--- BEGIN Given records ---

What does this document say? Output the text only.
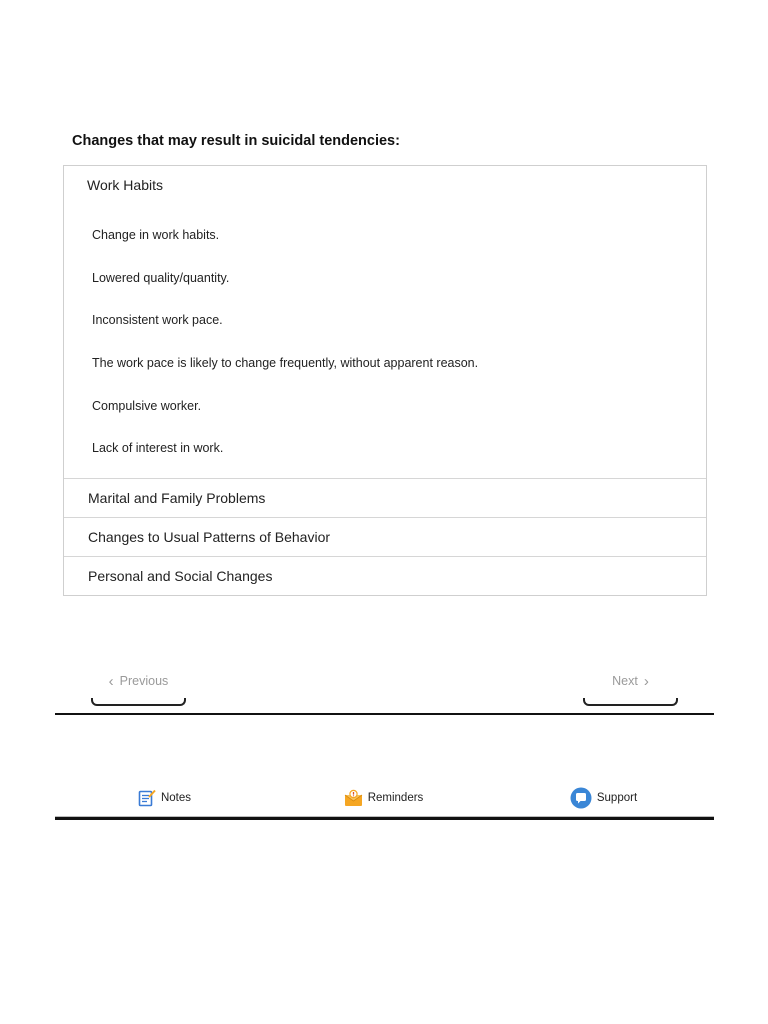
Changes that may result in suicidal tendencies:
Work Habits
Change in work habits.
Lowered quality/quantity.
Inconsistent work pace.
The work pace is likely to change frequently, without apparent reason.
Compulsive worker.
Lack of interest in work.
Marital and Family Problems
Changes to Usual Patterns of Behavior
Personal and Social Changes
‹ Previous	Next ›
Notes	Reminders	Support
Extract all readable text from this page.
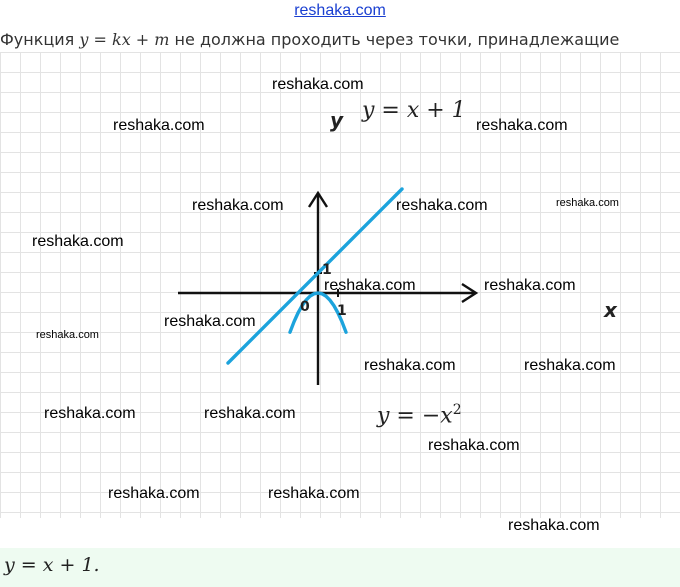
reshaka.com
Функция y = kx + m не должна проходить через точки, принадлежащие
y
x
0 1
1
y = x + 1
$y = -x^2$
reshaka.com
reshaka.com	reshaka.com
reshaka.com	reshaka.com	reshaka.com
reshaka.com
reshaka.com	reshaka.com
reshaka.com
reshaka.com
reshaka.com	reshaka.com
reshaka.com	reshaka.com
reshaka.com
reshaka.com	reshaka.com
reshaka.com
y = x + 1.
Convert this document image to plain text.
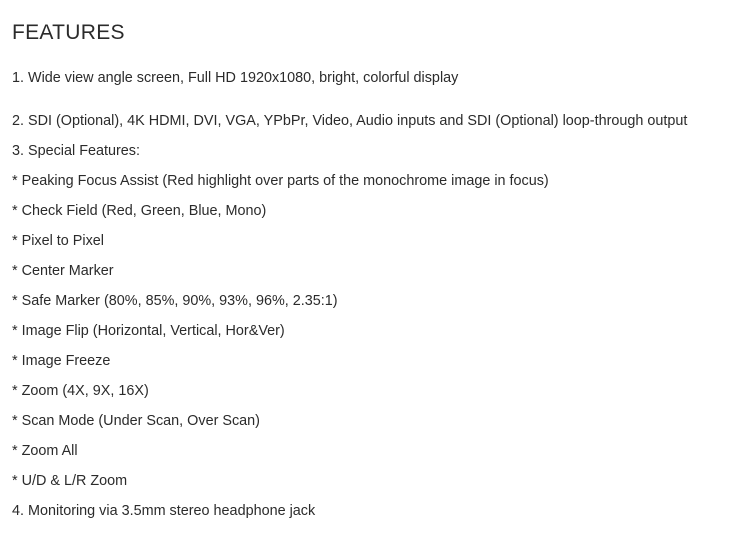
FEATURES

1. Wide view angle screen, Full HD 1920x1080, bright, colorful display

2. SDI (Optional), 4K HDMI, DVI, VGA, YPbPr, Video, Audio inputs and SDI (Optional) loop-through output

3. Special Features:

* Peaking Focus Assist (Red highlight over parts of the monochrome image in focus)

* Check Field (Red, Green, Blue, Mono)

* Pixel to Pixel

* Center Marker

* Safe Marker (80%, 85%, 90%, 93%, 96%, 2.35:1)

* Image Flip (Horizontal, Vertical, Hor&Ver)

* Image Freeze

* Zoom (4X, 9X, 16X)

* Scan Mode (Under Scan, Over Scan)

* Zoom All

* U/D & L/R Zoom

4. Monitoring via 3.5mm stereo headphone jack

--- END Given records ---

## Stated task
Select the lines that carry the string "document" and copy them.

## Correct output
What does this document say? Output the text only.
Convert this document image to plain text.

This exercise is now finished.